[Start PASSAGE PROVIDED]
Any research into the Tywyn and Aberdovey areas in the 18th and 19th Centuries runs into the landowning Corbets and the Ynysymaengwyn Estate, one of the top eight estates of Merionnydd in its heyday.  The Ynysymaengwyn Estate owned much of the land in and around both Tywyn and Aberdovey well into the Twentieth Century.

The Ynysymaengwyn Estate, showing Ann Owen’s 18th Century house and the servants quarters and kitchens in a separate building to the right. Source: Coflein.

The few material remains of the Ynysymaengwyn Estate are located 1 mile from Tywyn on the road to Bryncrug.  The name of the estate (pronounced Inis mine gwin) means island or river meadow (of)  the white rock.  In 1949  the piece of land that retained the last echoes of the estate was bequeathed to the people of  Tywyn by Mary Corbett.   Although it is now dominated by a mobile home park and campsite, parts of the former estate now contain woodland walks and some of the original features of the estate survive, although the house and most of the accompanying buildings were dismantled in the late 1960s.  These remnants are discussed at the end of the post.

North wing at Ynysymaengwyn used in the 18th and 19th Centuries for kitchens and servants quarters

The Ynysymaengwyn estate included both highland and lowland areas, and extends down to the south bank of the river Dysynni, stretching along a portion of its valley.  The Dysynni has silted up considerably and it is thought that it may have provided a natural shelter for small boats.  One of the earliest buildings in the area is St Cadfan’s Church in Tywyn, parts of which date to the 12th Century probably developed out of the clas (a semi monastic church) that was founded near the shoreline.  There was also a small settlement at Bryncrug, where most of the land belonged to Ynysymaengwyn.  Llanegryn church is listed in the 1253 Taxatio, so must have been the centre for a small settlement before that time.  The core buildings of the Medieval Ynysymaengwyn estate would have been much nearer the sea than today.  A second estate that was present in the Medieval period was Peniarth, also on the Dysynni.  Gwynedd Archaeological Trust observes that “these two houses and their associated parks, together with the villages of Bryncrug and Llanegryn and the town of Tywyn emerges as focal points of this area in late Medieval and Modern times.”  There were also a number of early freehold properties such as Dolau Gwyn and Caer Berllan.
[End PASSAGE PROVIDED]
[Start PROVIDED MATERIAL]
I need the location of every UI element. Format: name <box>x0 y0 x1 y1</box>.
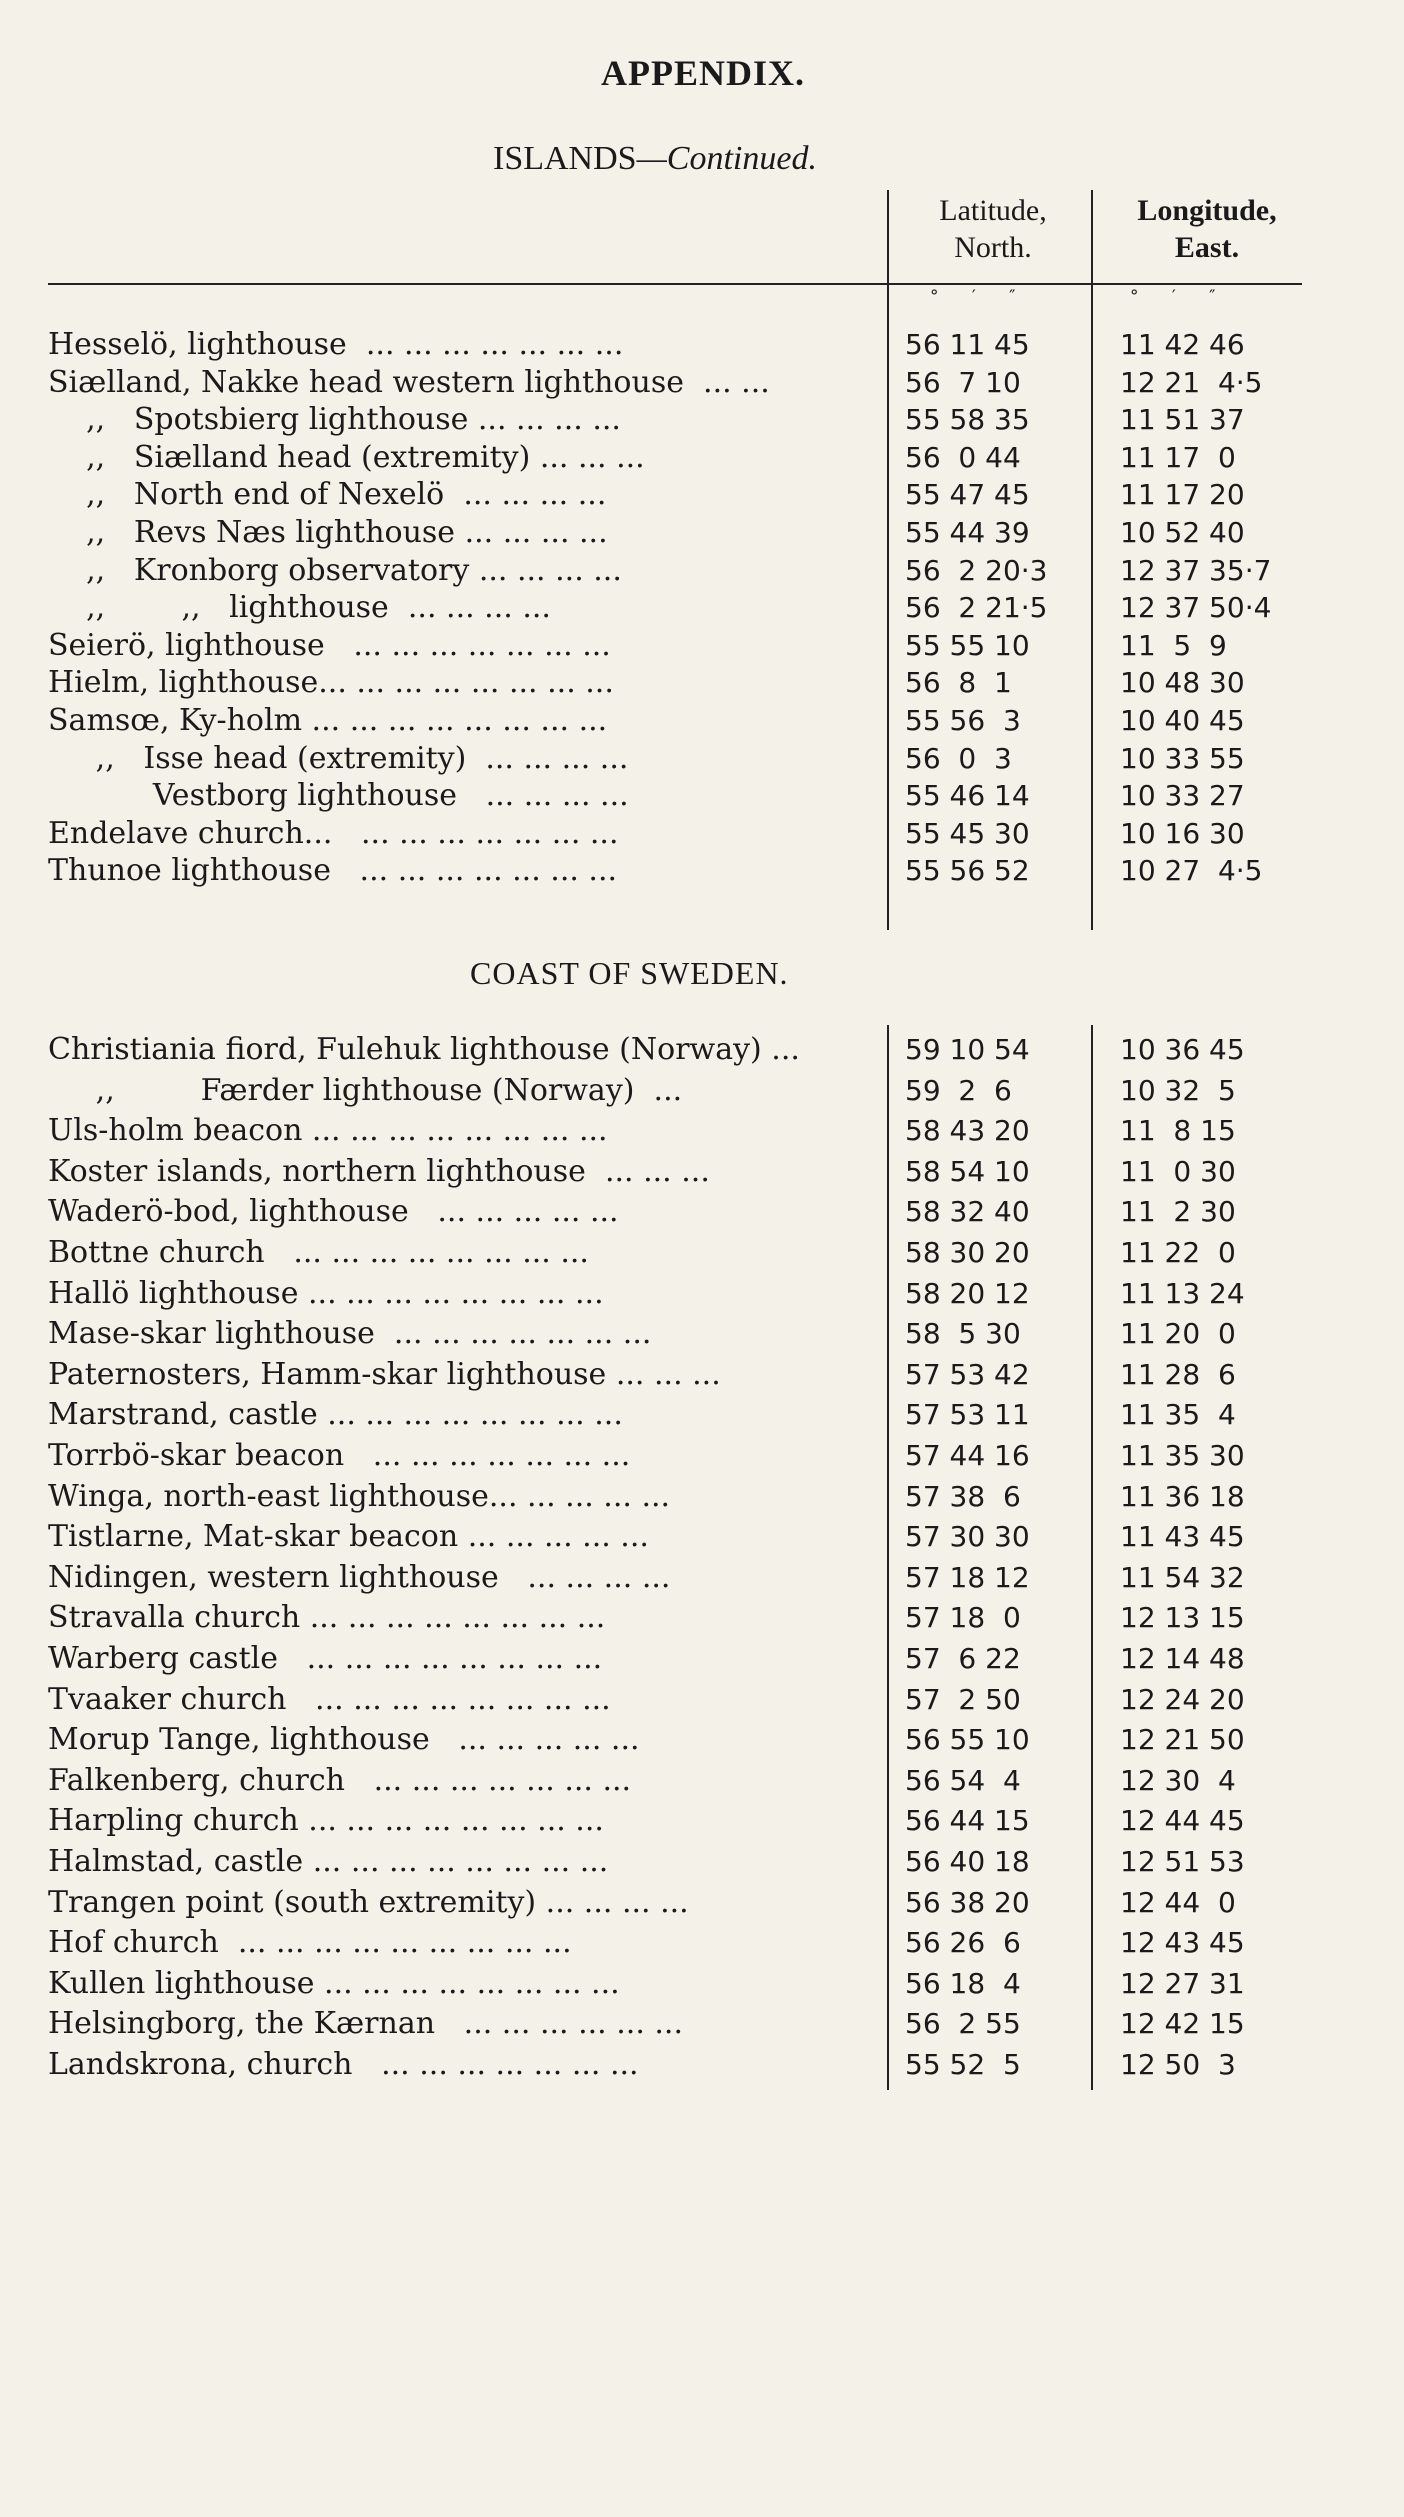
[End PROVIDED MATERIAL]
**PROBLEM STATEMENT:** In the Ynysymaengwyn Estate text, rename "servants quarters" to "staff quarters" and give the passage again, beginning at the words "The Ynysymaengwyn Estate, showing" and stopping after "right. Source: Coflein.".

**FINISHED ANSWER:**
The Ynysymaengwyn Estate, showing Ann Owen’s 18th Century house and the staff quarters and kitchens in a separate building to the right. Source: Coflein.